Take every line that has the string "eine" and copy it out.

> [Materials provided]:
# # #

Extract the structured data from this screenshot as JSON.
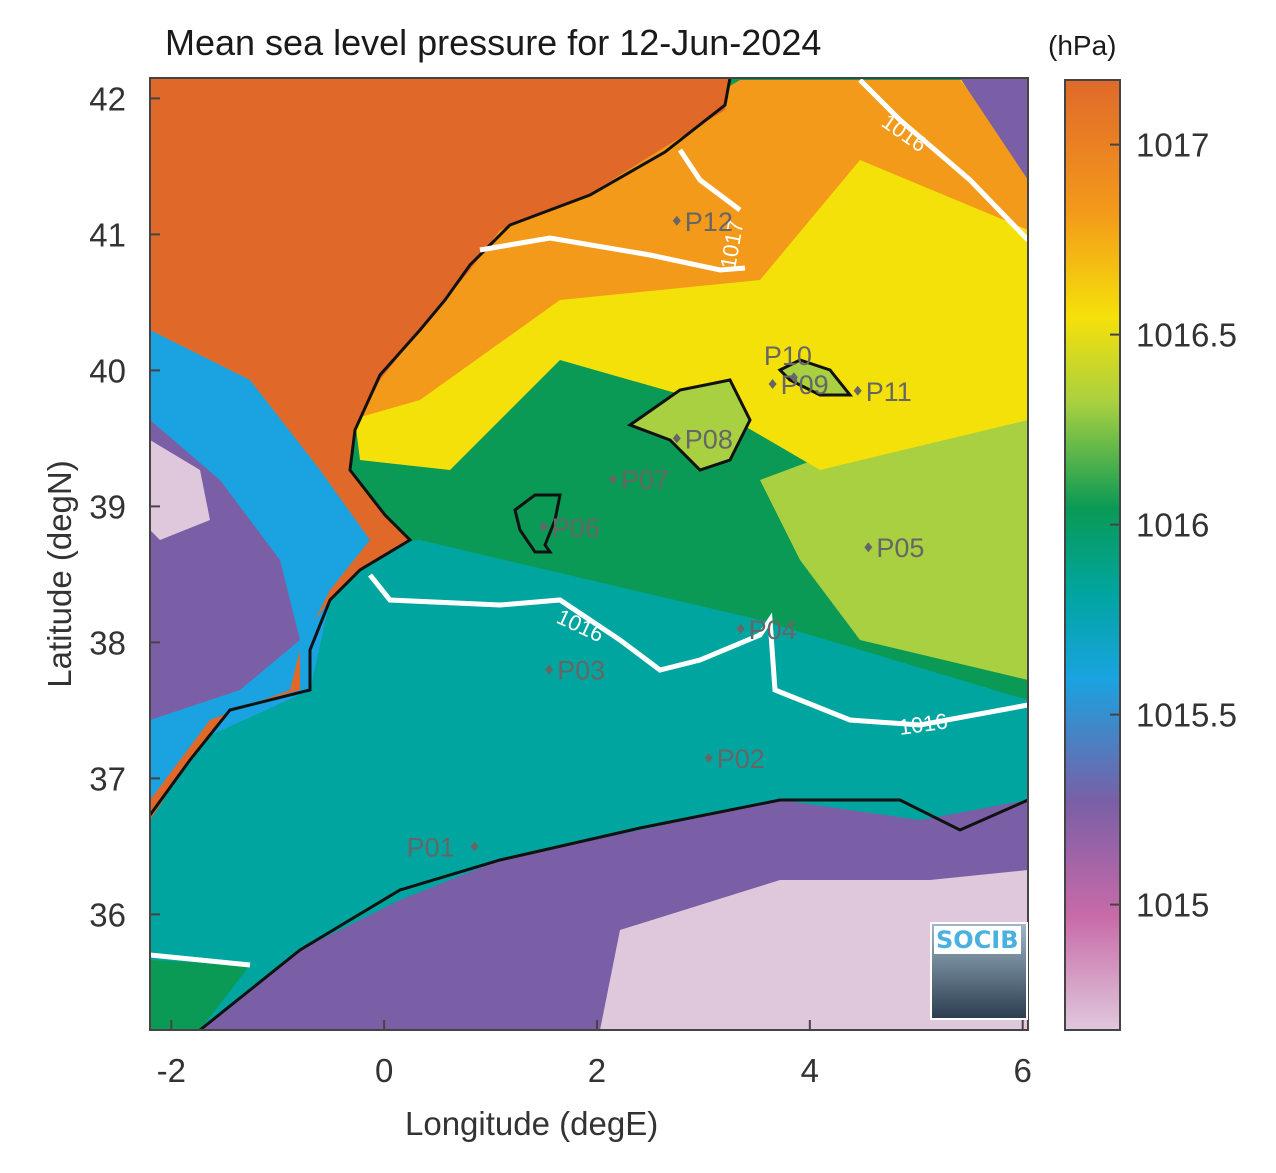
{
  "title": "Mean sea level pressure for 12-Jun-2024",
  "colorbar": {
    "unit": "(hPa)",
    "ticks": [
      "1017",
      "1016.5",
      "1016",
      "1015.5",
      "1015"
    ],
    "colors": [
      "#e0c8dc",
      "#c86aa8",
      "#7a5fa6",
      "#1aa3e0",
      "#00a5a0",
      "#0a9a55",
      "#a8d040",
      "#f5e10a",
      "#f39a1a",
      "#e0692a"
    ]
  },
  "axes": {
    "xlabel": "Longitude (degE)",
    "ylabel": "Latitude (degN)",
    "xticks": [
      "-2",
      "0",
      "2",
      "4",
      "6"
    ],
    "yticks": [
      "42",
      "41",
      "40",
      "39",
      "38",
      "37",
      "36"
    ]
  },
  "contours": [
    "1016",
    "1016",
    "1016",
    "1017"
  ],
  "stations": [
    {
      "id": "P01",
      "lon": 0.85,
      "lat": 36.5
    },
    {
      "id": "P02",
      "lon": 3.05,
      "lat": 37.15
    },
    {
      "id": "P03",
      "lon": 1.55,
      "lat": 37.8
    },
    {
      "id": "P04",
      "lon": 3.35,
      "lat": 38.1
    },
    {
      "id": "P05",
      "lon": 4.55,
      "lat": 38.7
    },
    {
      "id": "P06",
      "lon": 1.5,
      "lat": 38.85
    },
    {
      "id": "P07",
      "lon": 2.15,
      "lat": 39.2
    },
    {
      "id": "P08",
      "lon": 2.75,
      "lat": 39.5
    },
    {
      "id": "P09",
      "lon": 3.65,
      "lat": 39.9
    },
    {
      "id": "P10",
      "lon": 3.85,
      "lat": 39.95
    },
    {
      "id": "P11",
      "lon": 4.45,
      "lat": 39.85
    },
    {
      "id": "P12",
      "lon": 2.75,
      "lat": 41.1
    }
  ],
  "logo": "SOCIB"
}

# # #

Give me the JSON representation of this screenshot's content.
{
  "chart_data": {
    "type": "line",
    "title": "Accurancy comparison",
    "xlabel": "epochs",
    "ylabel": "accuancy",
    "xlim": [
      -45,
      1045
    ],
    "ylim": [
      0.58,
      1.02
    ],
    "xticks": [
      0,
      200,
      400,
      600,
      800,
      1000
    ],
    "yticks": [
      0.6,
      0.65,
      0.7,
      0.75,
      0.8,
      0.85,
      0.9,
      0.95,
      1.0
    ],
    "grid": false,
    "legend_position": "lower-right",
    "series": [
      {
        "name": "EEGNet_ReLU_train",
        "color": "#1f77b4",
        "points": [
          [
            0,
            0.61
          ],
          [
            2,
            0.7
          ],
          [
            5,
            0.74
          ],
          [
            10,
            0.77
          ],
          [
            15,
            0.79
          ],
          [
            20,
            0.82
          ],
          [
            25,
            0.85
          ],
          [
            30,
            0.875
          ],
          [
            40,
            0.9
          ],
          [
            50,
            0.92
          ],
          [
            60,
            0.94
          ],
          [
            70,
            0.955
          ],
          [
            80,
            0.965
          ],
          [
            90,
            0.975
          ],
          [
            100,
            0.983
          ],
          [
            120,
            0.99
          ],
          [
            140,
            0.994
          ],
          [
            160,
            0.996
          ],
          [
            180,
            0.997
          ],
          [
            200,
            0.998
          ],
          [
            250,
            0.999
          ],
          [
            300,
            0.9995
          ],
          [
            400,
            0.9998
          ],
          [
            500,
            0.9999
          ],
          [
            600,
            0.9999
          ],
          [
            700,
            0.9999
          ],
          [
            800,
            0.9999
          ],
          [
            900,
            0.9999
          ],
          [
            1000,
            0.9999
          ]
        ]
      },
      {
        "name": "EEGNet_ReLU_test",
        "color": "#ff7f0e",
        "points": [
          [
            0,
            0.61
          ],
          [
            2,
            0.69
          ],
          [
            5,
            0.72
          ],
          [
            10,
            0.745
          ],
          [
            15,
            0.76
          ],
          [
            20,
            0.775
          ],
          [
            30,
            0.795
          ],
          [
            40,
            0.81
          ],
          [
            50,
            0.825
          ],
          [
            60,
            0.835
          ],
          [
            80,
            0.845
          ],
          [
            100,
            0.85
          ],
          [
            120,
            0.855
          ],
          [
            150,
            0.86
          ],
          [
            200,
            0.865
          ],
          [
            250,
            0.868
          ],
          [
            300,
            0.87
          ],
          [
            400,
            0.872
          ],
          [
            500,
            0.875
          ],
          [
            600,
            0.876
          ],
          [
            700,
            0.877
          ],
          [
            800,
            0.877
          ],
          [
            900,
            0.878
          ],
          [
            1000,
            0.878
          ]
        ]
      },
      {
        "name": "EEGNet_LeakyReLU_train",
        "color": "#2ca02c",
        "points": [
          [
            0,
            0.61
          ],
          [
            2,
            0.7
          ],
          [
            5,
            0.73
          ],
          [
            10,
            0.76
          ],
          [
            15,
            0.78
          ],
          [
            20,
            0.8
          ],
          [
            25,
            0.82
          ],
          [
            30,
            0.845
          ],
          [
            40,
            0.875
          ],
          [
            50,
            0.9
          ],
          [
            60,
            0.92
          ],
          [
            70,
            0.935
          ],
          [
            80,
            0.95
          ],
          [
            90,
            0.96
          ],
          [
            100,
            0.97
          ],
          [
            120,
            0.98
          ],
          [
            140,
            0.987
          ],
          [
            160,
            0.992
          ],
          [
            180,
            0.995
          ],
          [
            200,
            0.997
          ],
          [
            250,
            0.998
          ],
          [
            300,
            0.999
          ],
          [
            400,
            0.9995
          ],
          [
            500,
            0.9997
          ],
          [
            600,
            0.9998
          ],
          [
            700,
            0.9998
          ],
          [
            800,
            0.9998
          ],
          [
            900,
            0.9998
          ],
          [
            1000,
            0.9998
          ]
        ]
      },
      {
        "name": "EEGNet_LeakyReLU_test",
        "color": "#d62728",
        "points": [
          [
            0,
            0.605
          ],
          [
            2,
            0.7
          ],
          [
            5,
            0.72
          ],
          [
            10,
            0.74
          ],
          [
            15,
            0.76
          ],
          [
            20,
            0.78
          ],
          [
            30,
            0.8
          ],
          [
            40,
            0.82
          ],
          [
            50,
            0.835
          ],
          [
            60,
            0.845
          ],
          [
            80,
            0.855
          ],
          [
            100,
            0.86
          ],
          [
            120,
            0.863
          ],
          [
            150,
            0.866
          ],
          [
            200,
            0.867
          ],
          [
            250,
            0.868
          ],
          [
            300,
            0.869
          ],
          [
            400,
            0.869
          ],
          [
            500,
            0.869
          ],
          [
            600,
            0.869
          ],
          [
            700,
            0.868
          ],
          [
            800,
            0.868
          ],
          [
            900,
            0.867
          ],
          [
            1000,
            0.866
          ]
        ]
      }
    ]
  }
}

# # #

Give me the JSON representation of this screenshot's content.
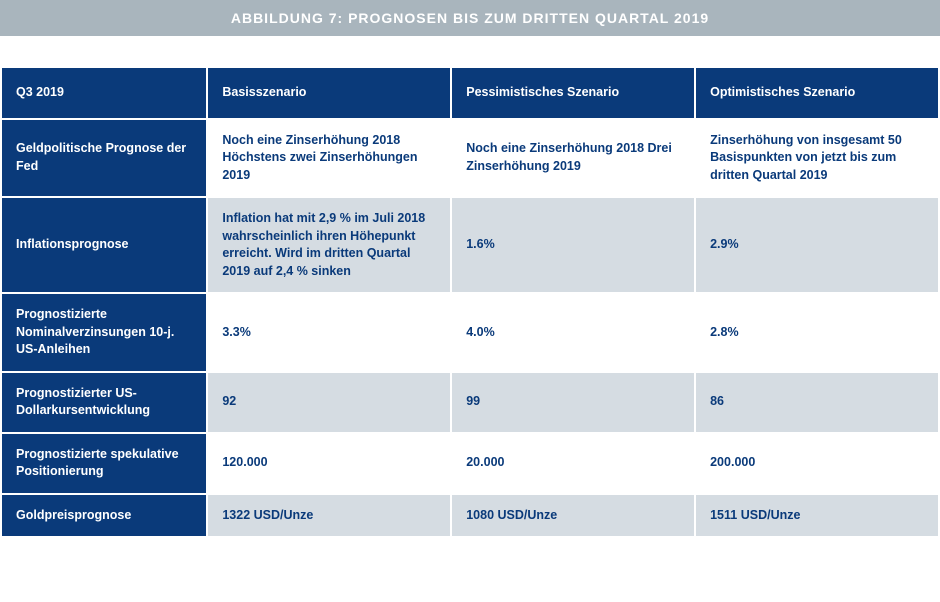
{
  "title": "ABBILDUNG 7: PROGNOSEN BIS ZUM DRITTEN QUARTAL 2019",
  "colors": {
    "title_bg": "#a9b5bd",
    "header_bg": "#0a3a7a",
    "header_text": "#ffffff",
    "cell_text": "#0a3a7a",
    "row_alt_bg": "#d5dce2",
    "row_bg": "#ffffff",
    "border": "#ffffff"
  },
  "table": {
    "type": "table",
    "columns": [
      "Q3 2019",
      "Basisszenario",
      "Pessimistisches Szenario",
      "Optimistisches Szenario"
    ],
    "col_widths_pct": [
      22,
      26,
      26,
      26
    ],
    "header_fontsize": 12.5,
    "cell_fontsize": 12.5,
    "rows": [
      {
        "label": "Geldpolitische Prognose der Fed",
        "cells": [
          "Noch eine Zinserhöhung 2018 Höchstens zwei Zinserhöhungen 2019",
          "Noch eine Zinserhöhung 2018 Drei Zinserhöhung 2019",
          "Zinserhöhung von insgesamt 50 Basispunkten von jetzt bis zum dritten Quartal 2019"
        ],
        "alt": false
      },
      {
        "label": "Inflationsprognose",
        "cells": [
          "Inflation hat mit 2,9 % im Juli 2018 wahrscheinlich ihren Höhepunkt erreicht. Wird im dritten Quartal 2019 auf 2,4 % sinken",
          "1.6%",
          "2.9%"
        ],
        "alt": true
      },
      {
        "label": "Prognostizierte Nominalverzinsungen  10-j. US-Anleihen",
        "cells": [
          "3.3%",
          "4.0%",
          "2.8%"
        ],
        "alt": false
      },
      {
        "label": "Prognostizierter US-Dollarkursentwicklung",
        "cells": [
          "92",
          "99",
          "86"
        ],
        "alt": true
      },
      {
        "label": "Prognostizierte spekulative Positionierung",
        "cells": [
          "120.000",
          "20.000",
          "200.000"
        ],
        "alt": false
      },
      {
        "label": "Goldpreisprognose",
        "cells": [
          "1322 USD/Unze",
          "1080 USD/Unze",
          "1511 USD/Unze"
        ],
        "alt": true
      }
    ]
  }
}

# # #

> [Exercise result]:
          "Noch eine Zinserhöhung 2018 Höchstens zwei Zinserhöhungen 2019",
          "Noch eine Zinserhöhung 2018 Drei Zinserhöhung 2019",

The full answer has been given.